● Work instructions:
Set down every record once more, exactly as given.

● Exercise material:
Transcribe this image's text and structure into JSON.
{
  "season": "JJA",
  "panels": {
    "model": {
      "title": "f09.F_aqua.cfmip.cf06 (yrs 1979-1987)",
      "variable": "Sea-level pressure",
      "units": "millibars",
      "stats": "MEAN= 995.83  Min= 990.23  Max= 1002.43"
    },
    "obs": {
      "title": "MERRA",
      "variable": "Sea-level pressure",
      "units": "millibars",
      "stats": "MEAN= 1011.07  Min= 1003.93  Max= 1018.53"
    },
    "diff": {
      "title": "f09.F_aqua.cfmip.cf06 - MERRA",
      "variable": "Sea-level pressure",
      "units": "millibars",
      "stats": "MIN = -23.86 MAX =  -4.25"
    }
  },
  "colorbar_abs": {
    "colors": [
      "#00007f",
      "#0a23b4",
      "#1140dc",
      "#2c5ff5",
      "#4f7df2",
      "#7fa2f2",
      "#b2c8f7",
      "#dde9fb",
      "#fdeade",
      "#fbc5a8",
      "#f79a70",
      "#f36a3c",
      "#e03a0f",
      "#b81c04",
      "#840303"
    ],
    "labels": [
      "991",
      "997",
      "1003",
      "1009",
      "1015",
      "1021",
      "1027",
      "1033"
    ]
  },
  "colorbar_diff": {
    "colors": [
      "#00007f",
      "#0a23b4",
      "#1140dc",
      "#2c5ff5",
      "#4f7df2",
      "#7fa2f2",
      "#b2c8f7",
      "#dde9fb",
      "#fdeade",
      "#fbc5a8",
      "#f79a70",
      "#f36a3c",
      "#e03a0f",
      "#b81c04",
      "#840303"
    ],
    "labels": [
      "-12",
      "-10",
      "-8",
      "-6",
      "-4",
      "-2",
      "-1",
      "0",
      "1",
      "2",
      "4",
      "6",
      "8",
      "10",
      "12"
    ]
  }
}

● Complete output:
Transcribe this image's text and structure into JSON.
{
  "season": "JJA",
  "panels": {
    "model": {
      "title": "f09.F_aqua.cfmip.cf06 (yrs 1979-1987)",
      "variable": "Sea-level pressure",
      "units": "millibars",
      "stats": "MEAN= 995.83  Min= 990.23  Max= 1002.43"
    },
    "obs": {
      "title": "MERRA",
      "variable": "Sea-level pressure",
      "units": "millibars",
      "stats": "MEAN= 1011.07  Min= 1003.93  Max= 1018.53"
    },
    "diff": {
      "title": "f09.F_aqua.cfmip.cf06 - MERRA",
      "variable": "Sea-level pressure",
      "units": "millibars",
      "stats": "MIN = -23.86 MAX =  -4.25"
    }
  },
  "colorbar_abs": {
    "colors": [
      "#00007f",
      "#0a23b4",
      "#1140dc",
      "#2c5ff5",
      "#4f7df2",
      "#7fa2f2",
      "#b2c8f7",
      "#dde9fb",
      "#fdeade",
      "#fbc5a8",
      "#f79a70",
      "#f36a3c",
      "#e03a0f",
      "#b81c04",
      "#840303"
    ],
    "labels": [
      "991",
      "997",
      "1003",
      "1009",
      "1015",
      "1021",
      "1027",
      "1033"
    ]
  },
  "colorbar_diff": {
    "colors": [
      "#00007f",
      "#0a23b4",
      "#1140dc",
      "#2c5ff5",
      "#4f7df2",
      "#7fa2f2",
      "#b2c8f7",
      "#dde9fb",
      "#fdeade",
      "#fbc5a8",
      "#f79a70",
      "#f36a3c",
      "#e03a0f",
      "#b81c04",
      "#840303"
    ],
    "labels": [
      "-12",
      "-10",
      "-8",
      "-6",
      "-4",
      "-2",
      "-1",
      "0",
      "1",
      "2",
      "4",
      "6",
      "8",
      "10",
      "12"
    ]
  }
}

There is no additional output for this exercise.